Excerpts from a figure dataset:
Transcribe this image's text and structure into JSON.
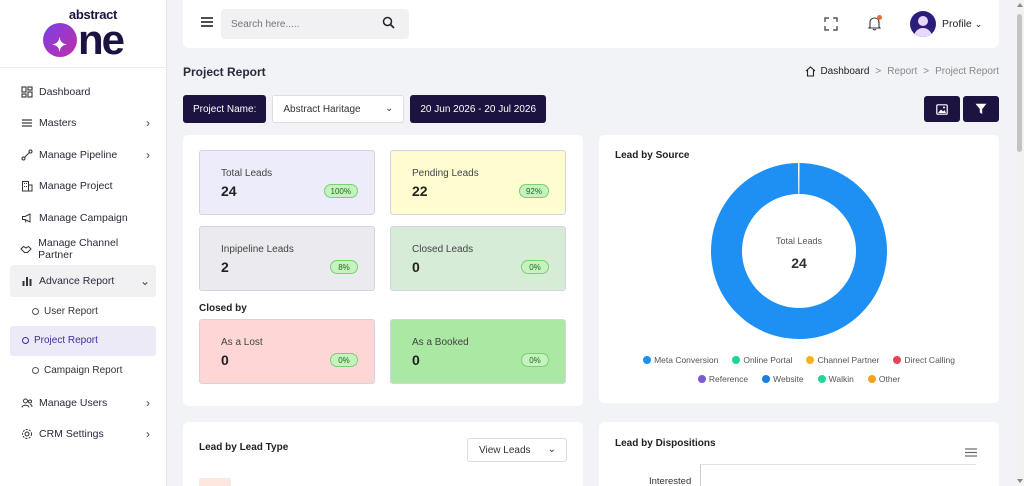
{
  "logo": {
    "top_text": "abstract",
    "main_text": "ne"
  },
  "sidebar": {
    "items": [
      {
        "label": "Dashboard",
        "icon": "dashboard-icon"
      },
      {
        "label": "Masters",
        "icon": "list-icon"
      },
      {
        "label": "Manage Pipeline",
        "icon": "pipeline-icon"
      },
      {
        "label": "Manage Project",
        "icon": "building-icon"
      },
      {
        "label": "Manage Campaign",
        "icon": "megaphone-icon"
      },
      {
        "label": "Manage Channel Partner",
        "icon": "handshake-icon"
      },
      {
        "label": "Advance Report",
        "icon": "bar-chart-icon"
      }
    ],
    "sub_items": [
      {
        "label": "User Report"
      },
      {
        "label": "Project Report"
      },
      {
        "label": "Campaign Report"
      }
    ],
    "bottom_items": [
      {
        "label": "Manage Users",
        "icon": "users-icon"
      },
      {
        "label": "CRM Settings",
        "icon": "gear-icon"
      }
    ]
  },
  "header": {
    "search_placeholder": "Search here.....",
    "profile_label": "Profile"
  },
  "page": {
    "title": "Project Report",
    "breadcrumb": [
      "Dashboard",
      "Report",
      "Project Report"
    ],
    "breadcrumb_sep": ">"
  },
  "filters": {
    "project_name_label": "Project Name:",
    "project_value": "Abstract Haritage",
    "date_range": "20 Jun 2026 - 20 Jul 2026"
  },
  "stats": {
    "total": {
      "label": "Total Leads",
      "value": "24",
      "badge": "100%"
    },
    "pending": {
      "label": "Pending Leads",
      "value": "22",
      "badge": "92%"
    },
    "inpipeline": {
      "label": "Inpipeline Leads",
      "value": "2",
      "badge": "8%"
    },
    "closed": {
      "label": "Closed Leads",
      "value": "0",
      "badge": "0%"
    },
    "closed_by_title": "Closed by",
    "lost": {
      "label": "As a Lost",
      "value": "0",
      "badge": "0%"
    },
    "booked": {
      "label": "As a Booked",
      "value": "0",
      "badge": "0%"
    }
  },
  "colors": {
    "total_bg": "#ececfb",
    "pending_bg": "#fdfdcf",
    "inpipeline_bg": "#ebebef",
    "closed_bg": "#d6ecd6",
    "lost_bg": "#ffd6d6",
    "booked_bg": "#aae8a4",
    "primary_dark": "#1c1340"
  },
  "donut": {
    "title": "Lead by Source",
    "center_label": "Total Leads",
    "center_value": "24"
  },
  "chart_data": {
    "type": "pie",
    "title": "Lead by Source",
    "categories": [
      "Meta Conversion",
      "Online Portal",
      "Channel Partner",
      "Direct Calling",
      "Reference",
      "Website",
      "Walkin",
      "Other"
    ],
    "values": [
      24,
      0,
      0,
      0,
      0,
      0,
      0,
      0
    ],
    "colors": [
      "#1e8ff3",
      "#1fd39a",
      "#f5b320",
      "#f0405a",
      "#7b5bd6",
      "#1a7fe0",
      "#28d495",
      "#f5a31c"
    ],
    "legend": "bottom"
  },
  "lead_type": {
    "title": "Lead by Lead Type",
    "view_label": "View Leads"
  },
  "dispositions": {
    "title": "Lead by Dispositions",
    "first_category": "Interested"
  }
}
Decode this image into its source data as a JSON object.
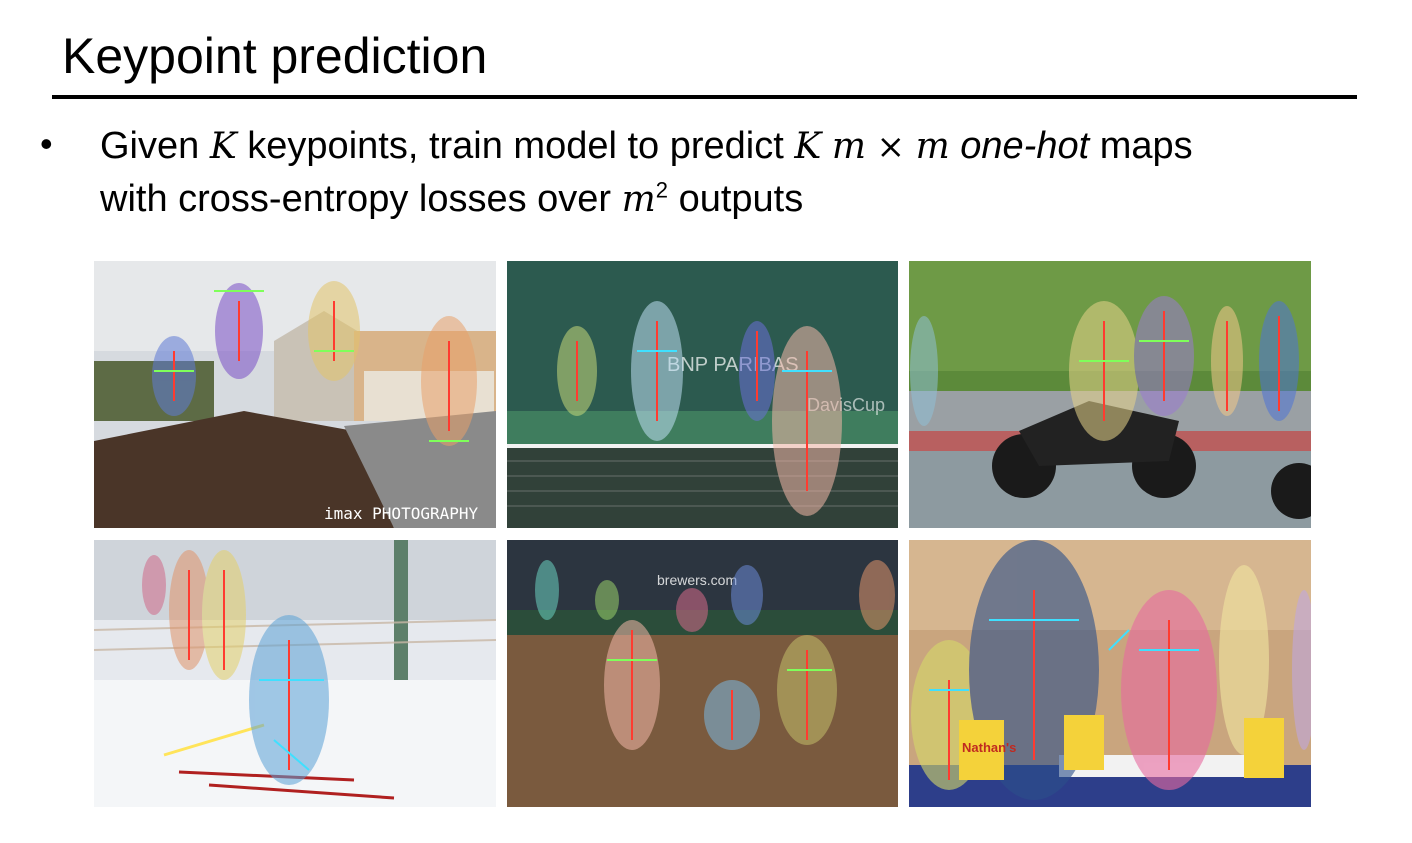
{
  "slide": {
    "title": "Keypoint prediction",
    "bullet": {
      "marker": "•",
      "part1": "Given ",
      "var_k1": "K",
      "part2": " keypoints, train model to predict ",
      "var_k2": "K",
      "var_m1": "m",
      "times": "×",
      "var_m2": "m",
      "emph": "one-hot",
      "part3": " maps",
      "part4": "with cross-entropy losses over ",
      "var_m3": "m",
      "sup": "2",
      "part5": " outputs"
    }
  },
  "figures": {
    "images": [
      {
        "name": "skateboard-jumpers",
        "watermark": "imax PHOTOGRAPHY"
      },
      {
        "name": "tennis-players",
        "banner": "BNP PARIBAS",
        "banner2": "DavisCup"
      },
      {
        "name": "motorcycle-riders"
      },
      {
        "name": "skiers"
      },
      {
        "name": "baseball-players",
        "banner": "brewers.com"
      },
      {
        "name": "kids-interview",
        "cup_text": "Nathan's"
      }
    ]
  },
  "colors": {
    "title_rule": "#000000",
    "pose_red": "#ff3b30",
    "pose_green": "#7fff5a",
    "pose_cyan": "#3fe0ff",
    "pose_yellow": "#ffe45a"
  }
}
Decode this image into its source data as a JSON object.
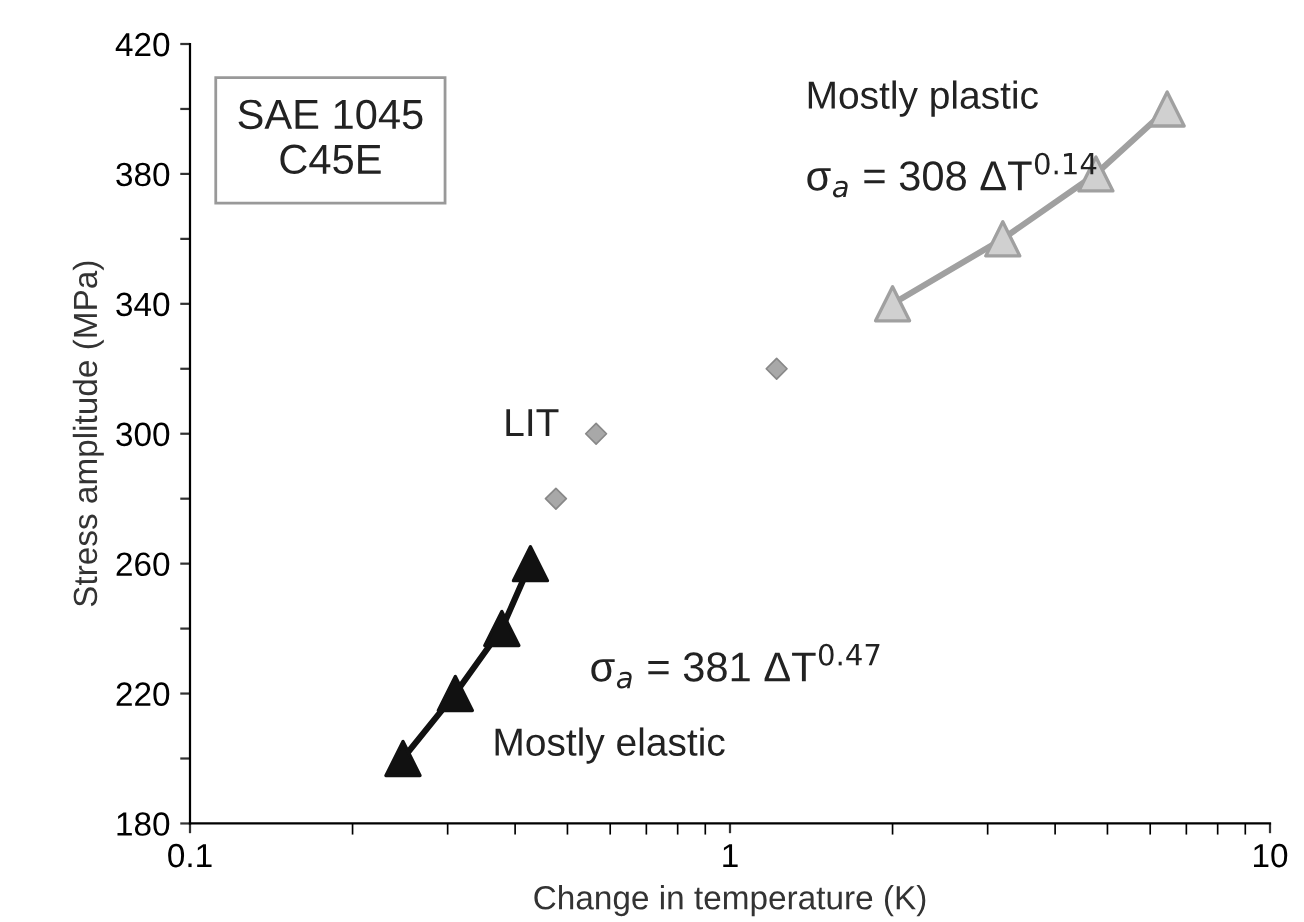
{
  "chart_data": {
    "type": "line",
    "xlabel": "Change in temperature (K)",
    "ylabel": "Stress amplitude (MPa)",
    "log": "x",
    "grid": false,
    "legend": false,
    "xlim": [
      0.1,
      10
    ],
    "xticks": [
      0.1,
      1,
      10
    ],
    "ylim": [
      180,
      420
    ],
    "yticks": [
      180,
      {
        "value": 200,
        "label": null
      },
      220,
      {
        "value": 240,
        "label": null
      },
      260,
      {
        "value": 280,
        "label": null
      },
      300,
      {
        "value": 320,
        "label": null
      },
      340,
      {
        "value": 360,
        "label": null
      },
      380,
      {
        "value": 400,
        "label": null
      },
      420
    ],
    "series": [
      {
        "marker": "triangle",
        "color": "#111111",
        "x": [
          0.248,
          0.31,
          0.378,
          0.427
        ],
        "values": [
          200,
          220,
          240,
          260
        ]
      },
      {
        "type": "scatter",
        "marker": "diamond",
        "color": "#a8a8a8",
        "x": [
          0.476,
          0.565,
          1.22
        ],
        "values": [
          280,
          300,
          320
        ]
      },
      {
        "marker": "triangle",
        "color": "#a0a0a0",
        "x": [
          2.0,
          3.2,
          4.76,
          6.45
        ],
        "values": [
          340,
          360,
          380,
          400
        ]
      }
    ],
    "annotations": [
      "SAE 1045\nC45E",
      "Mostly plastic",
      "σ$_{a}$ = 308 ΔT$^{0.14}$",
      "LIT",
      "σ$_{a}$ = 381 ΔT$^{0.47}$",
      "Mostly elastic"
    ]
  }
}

The problem: Sift the material for lines with the string "Partner". Copy each one found.

Exercise output:
        "label": "Manage Channel Partner",
      "Channel Partner",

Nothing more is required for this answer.